------ Material provided

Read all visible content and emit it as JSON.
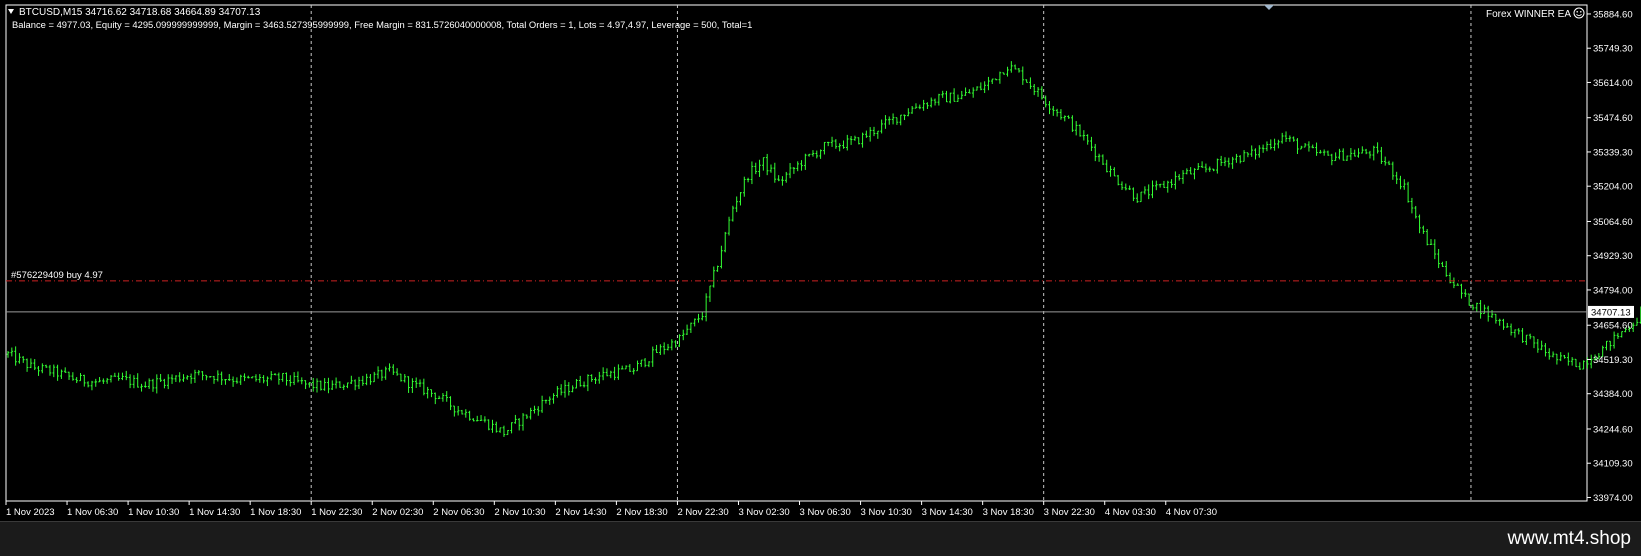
{
  "header": {
    "symbol_line": "BTCUSD,M15  34716.62 34718.68 34664.89 34707.13",
    "account_line": "Balance = 4977.03, Equity = 4295.099999999999, Margin = 3463.527395999999, Free Margin = 831.5726040000008, Total Orders = 1, Lots = 4.97,4.97, Leverage = 500, Total=1",
    "ea_label": "Forex WINNER EA",
    "ea_icon": "smiley-icon"
  },
  "footer": {
    "site": "www.mt4.shop"
  },
  "colors": {
    "background": "#000000",
    "candle": "#33ff33",
    "order_line": "#cc2222",
    "bid_line": "#9a9a9a",
    "grid": "#c8c8c8",
    "axis": "#ffffff"
  },
  "chart_data": {
    "type": "candlestick",
    "symbol": "BTCUSD",
    "timeframe": "M15",
    "ohlc_last": {
      "open": 34716.62,
      "high": 34718.68,
      "low": 34664.89,
      "close": 34707.13
    },
    "current_price": 34707.13,
    "current_price_label": "34707.13",
    "ylim": [
      33960,
      35920
    ],
    "y_ticks": [
      35884.6,
      35749.3,
      35614.0,
      35474.6,
      35339.3,
      35204.0,
      35064.6,
      34929.3,
      34794.0,
      34654.6,
      34519.3,
      34384.0,
      34244.6,
      34109.3,
      33974.0
    ],
    "y_tick_labels": [
      "35884.60",
      "35749.30",
      "35614.00",
      "35474.60",
      "35339.30",
      "35204.00",
      "35064.60",
      "34929.30",
      "34794.00",
      "34654.60",
      "34519.30",
      "34384.00",
      "34244.60",
      "34109.30",
      "33974.00"
    ],
    "x_labels": [
      "1 Nov 2023",
      "1 Nov 06:30",
      "1 Nov 10:30",
      "1 Nov 14:30",
      "1 Nov 18:30",
      "1 Nov 22:30",
      "2 Nov 02:30",
      "2 Nov 06:30",
      "2 Nov 10:30",
      "2 Nov 14:30",
      "2 Nov 18:30",
      "2 Nov 22:30",
      "3 Nov 02:30",
      "3 Nov 06:30",
      "3 Nov 10:30",
      "3 Nov 14:30",
      "3 Nov 18:30",
      "3 Nov 22:30",
      "4 Nov 03:30",
      "4 Nov 07:30"
    ],
    "bars_per_label": 16,
    "day_separators_after_label": [
      5,
      11,
      17
    ],
    "order": {
      "label": "#576229409 buy 4.97",
      "ticket": "576229409",
      "side": "buy",
      "lots": 4.97,
      "price": 34830
    },
    "price_path": [
      [
        0,
        34540
      ],
      [
        6,
        34490
      ],
      [
        12,
        34470
      ],
      [
        18,
        34440
      ],
      [
        24,
        34430
      ],
      [
        30,
        34440
      ],
      [
        36,
        34420
      ],
      [
        42,
        34440
      ],
      [
        48,
        34460
      ],
      [
        54,
        34455
      ],
      [
        60,
        34440
      ],
      [
        66,
        34440
      ],
      [
        72,
        34445
      ],
      [
        78,
        34420
      ],
      [
        84,
        34410
      ],
      [
        90,
        34430
      ],
      [
        96,
        34450
      ],
      [
        100,
        34470
      ],
      [
        106,
        34420
      ],
      [
        112,
        34380
      ],
      [
        118,
        34320
      ],
      [
        124,
        34280
      ],
      [
        130,
        34230
      ],
      [
        136,
        34300
      ],
      [
        142,
        34370
      ],
      [
        150,
        34430
      ],
      [
        156,
        34460
      ],
      [
        164,
        34480
      ],
      [
        170,
        34550
      ],
      [
        176,
        34600
      ],
      [
        182,
        34700
      ],
      [
        186,
        34900
      ],
      [
        190,
        35120
      ],
      [
        194,
        35250
      ],
      [
        198,
        35300
      ],
      [
        202,
        35220
      ],
      [
        208,
        35300
      ],
      [
        214,
        35360
      ],
      [
        222,
        35380
      ],
      [
        230,
        35450
      ],
      [
        238,
        35520
      ],
      [
        244,
        35550
      ],
      [
        250,
        35560
      ],
      [
        256,
        35600
      ],
      [
        262,
        35680
      ],
      [
        266,
        35640
      ],
      [
        272,
        35540
      ],
      [
        278,
        35460
      ],
      [
        284,
        35360
      ],
      [
        290,
        35240
      ],
      [
        296,
        35160
      ],
      [
        302,
        35200
      ],
      [
        308,
        35250
      ],
      [
        314,
        35270
      ],
      [
        320,
        35310
      ],
      [
        326,
        35330
      ],
      [
        334,
        35400
      ],
      [
        340,
        35350
      ],
      [
        346,
        35320
      ],
      [
        352,
        35330
      ],
      [
        358,
        35340
      ],
      [
        362,
        35280
      ],
      [
        366,
        35200
      ],
      [
        370,
        35040
      ],
      [
        376,
        34880
      ],
      [
        382,
        34760
      ],
      [
        388,
        34700
      ],
      [
        394,
        34640
      ],
      [
        400,
        34580
      ],
      [
        406,
        34520
      ],
      [
        412,
        34500
      ],
      [
        418,
        34560
      ],
      [
        424,
        34640
      ],
      [
        430,
        34720
      ],
      [
        436,
        34780
      ],
      [
        442,
        34830
      ],
      [
        448,
        34870
      ],
      [
        452,
        34930
      ],
      [
        456,
        34900
      ],
      [
        462,
        34850
      ],
      [
        468,
        34840
      ],
      [
        474,
        34800
      ],
      [
        480,
        34760
      ],
      [
        486,
        34720
      ],
      [
        490,
        34790
      ],
      [
        494,
        34780
      ],
      [
        500,
        34700
      ],
      [
        506,
        34600
      ],
      [
        512,
        34500
      ],
      [
        518,
        34540
      ],
      [
        524,
        34600
      ],
      [
        530,
        34620
      ],
      [
        536,
        34640
      ],
      [
        542,
        34620
      ],
      [
        546,
        34560
      ],
      [
        550,
        34520
      ],
      [
        556,
        34460
      ],
      [
        562,
        34400
      ],
      [
        568,
        34440
      ],
      [
        574,
        34480
      ],
      [
        580,
        34460
      ],
      [
        586,
        34460
      ],
      [
        592,
        34440
      ],
      [
        598,
        34380
      ],
      [
        604,
        34300
      ],
      [
        610,
        34230
      ],
      [
        616,
        34140
      ],
      [
        622,
        34100
      ],
      [
        628,
        34120
      ],
      [
        634,
        34140
      ],
      [
        640,
        34160
      ],
      [
        646,
        34200
      ],
      [
        652,
        34280
      ],
      [
        656,
        34400
      ],
      [
        662,
        34540
      ],
      [
        668,
        34640
      ],
      [
        674,
        34730
      ],
      [
        680,
        34760
      ],
      [
        686,
        34720
      ],
      [
        692,
        34640
      ],
      [
        696,
        34560
      ],
      [
        700,
        34450
      ],
      [
        704,
        34320
      ],
      [
        708,
        34380
      ],
      [
        714,
        34460
      ],
      [
        720,
        34500
      ],
      [
        726,
        34520
      ],
      [
        732,
        34530
      ],
      [
        738,
        34550
      ],
      [
        744,
        34560
      ],
      [
        750,
        34580
      ],
      [
        756,
        34600
      ],
      [
        762,
        34630
      ],
      [
        768,
        34640
      ],
      [
        774,
        34660
      ],
      [
        780,
        34680
      ],
      [
        786,
        34660
      ],
      [
        792,
        34620
      ],
      [
        798,
        34610
      ],
      [
        804,
        34640
      ],
      [
        810,
        34620
      ],
      [
        816,
        34580
      ],
      [
        822,
        34560
      ],
      [
        826,
        34600
      ],
      [
        830,
        34640
      ],
      [
        834,
        34830
      ],
      [
        838,
        34780
      ],
      [
        842,
        34730
      ],
      [
        846,
        34770
      ],
      [
        850,
        34780
      ],
      [
        854,
        34740
      ],
      [
        856,
        34707
      ]
    ],
    "x_total_bars": 1040
  }
}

------------

Retype the entries word for word. Omit any images.

Read all visible content and emit it as JSON.
{
  "header": {
    "symbol_line": "BTCUSD,M15  34716.62 34718.68 34664.89 34707.13",
    "account_line": "Balance = 4977.03, Equity = 4295.099999999999, Margin = 3463.527395999999, Free Margin = 831.5726040000008, Total Orders = 1, Lots = 4.97,4.97, Leverage = 500, Total=1",
    "ea_label": "Forex WINNER EA",
    "ea_icon": "smiley-icon"
  },
  "footer": {
    "site": "www.mt4.shop"
  },
  "colors": {
    "background": "#000000",
    "candle": "#33ff33",
    "order_line": "#cc2222",
    "bid_line": "#9a9a9a",
    "grid": "#c8c8c8",
    "axis": "#ffffff"
  },
  "chart_data": {
    "type": "candlestick",
    "symbol": "BTCUSD",
    "timeframe": "M15",
    "ohlc_last": {
      "open": 34716.62,
      "high": 34718.68,
      "low": 34664.89,
      "close": 34707.13
    },
    "current_price": 34707.13,
    "current_price_label": "34707.13",
    "ylim": [
      33960,
      35920
    ],
    "y_ticks": [
      35884.6,
      35749.3,
      35614.0,
      35474.6,
      35339.3,
      35204.0,
      35064.6,
      34929.3,
      34794.0,
      34654.6,
      34519.3,
      34384.0,
      34244.6,
      34109.3,
      33974.0
    ],
    "y_tick_labels": [
      "35884.60",
      "35749.30",
      "35614.00",
      "35474.60",
      "35339.30",
      "35204.00",
      "35064.60",
      "34929.30",
      "34794.00",
      "34654.60",
      "34519.30",
      "34384.00",
      "34244.60",
      "34109.30",
      "33974.00"
    ],
    "x_labels": [
      "1 Nov 2023",
      "1 Nov 06:30",
      "1 Nov 10:30",
      "1 Nov 14:30",
      "1 Nov 18:30",
      "1 Nov 22:30",
      "2 Nov 02:30",
      "2 Nov 06:30",
      "2 Nov 10:30",
      "2 Nov 14:30",
      "2 Nov 18:30",
      "2 Nov 22:30",
      "3 Nov 02:30",
      "3 Nov 06:30",
      "3 Nov 10:30",
      "3 Nov 14:30",
      "3 Nov 18:30",
      "3 Nov 22:30",
      "4 Nov 03:30",
      "4 Nov 07:30"
    ],
    "bars_per_label": 16,
    "day_separators_after_label": [
      5,
      11,
      17
    ],
    "order": {
      "label": "#576229409 buy 4.97",
      "ticket": "576229409",
      "side": "buy",
      "lots": 4.97,
      "price": 34830
    },
    "price_path": [
      [
        0,
        34540
      ],
      [
        6,
        34490
      ],
      [
        12,
        34470
      ],
      [
        18,
        34440
      ],
      [
        24,
        34430
      ],
      [
        30,
        34440
      ],
      [
        36,
        34420
      ],
      [
        42,
        34440
      ],
      [
        48,
        34460
      ],
      [
        54,
        34455
      ],
      [
        60,
        34440
      ],
      [
        66,
        34440
      ],
      [
        72,
        34445
      ],
      [
        78,
        34420
      ],
      [
        84,
        34410
      ],
      [
        90,
        34430
      ],
      [
        96,
        34450
      ],
      [
        100,
        34470
      ],
      [
        106,
        34420
      ],
      [
        112,
        34380
      ],
      [
        118,
        34320
      ],
      [
        124,
        34280
      ],
      [
        130,
        34230
      ],
      [
        136,
        34300
      ],
      [
        142,
        34370
      ],
      [
        150,
        34430
      ],
      [
        156,
        34460
      ],
      [
        164,
        34480
      ],
      [
        170,
        34550
      ],
      [
        176,
        34600
      ],
      [
        182,
        34700
      ],
      [
        186,
        34900
      ],
      [
        190,
        35120
      ],
      [
        194,
        35250
      ],
      [
        198,
        35300
      ],
      [
        202,
        35220
      ],
      [
        208,
        35300
      ],
      [
        214,
        35360
      ],
      [
        222,
        35380
      ],
      [
        230,
        35450
      ],
      [
        238,
        35520
      ],
      [
        244,
        35550
      ],
      [
        250,
        35560
      ],
      [
        256,
        35600
      ],
      [
        262,
        35680
      ],
      [
        266,
        35640
      ],
      [
        272,
        35540
      ],
      [
        278,
        35460
      ],
      [
        284,
        35360
      ],
      [
        290,
        35240
      ],
      [
        296,
        35160
      ],
      [
        302,
        35200
      ],
      [
        308,
        35250
      ],
      [
        314,
        35270
      ],
      [
        320,
        35310
      ],
      [
        326,
        35330
      ],
      [
        334,
        35400
      ],
      [
        340,
        35350
      ],
      [
        346,
        35320
      ],
      [
        352,
        35330
      ],
      [
        358,
        35340
      ],
      [
        362,
        35280
      ],
      [
        366,
        35200
      ],
      [
        370,
        35040
      ],
      [
        376,
        34880
      ],
      [
        382,
        34760
      ],
      [
        388,
        34700
      ],
      [
        394,
        34640
      ],
      [
        400,
        34580
      ],
      [
        406,
        34520
      ],
      [
        412,
        34500
      ],
      [
        418,
        34560
      ],
      [
        424,
        34640
      ],
      [
        430,
        34720
      ],
      [
        436,
        34780
      ],
      [
        442,
        34830
      ],
      [
        448,
        34870
      ],
      [
        452,
        34930
      ],
      [
        456,
        34900
      ],
      [
        462,
        34850
      ],
      [
        468,
        34840
      ],
      [
        474,
        34800
      ],
      [
        480,
        34760
      ],
      [
        486,
        34720
      ],
      [
        490,
        34790
      ],
      [
        494,
        34780
      ],
      [
        500,
        34700
      ],
      [
        506,
        34600
      ],
      [
        512,
        34500
      ],
      [
        518,
        34540
      ],
      [
        524,
        34600
      ],
      [
        530,
        34620
      ],
      [
        536,
        34640
      ],
      [
        542,
        34620
      ],
      [
        546,
        34560
      ],
      [
        550,
        34520
      ],
      [
        556,
        34460
      ],
      [
        562,
        34400
      ],
      [
        568,
        34440
      ],
      [
        574,
        34480
      ],
      [
        580,
        34460
      ],
      [
        586,
        34460
      ],
      [
        592,
        34440
      ],
      [
        598,
        34380
      ],
      [
        604,
        34300
      ],
      [
        610,
        34230
      ],
      [
        616,
        34140
      ],
      [
        622,
        34100
      ],
      [
        628,
        34120
      ],
      [
        634,
        34140
      ],
      [
        640,
        34160
      ],
      [
        646,
        34200
      ],
      [
        652,
        34280
      ],
      [
        656,
        34400
      ],
      [
        662,
        34540
      ],
      [
        668,
        34640
      ],
      [
        674,
        34730
      ],
      [
        680,
        34760
      ],
      [
        686,
        34720
      ],
      [
        692,
        34640
      ],
      [
        696,
        34560
      ],
      [
        700,
        34450
      ],
      [
        704,
        34320
      ],
      [
        708,
        34380
      ],
      [
        714,
        34460
      ],
      [
        720,
        34500
      ],
      [
        726,
        34520
      ],
      [
        732,
        34530
      ],
      [
        738,
        34550
      ],
      [
        744,
        34560
      ],
      [
        750,
        34580
      ],
      [
        756,
        34600
      ],
      [
        762,
        34630
      ],
      [
        768,
        34640
      ],
      [
        774,
        34660
      ],
      [
        780,
        34680
      ],
      [
        786,
        34660
      ],
      [
        792,
        34620
      ],
      [
        798,
        34610
      ],
      [
        804,
        34640
      ],
      [
        810,
        34620
      ],
      [
        816,
        34580
      ],
      [
        822,
        34560
      ],
      [
        826,
        34600
      ],
      [
        830,
        34640
      ],
      [
        834,
        34830
      ],
      [
        838,
        34780
      ],
      [
        842,
        34730
      ],
      [
        846,
        34770
      ],
      [
        850,
        34780
      ],
      [
        854,
        34740
      ],
      [
        856,
        34707
      ]
    ],
    "x_total_bars": 1040
  }
}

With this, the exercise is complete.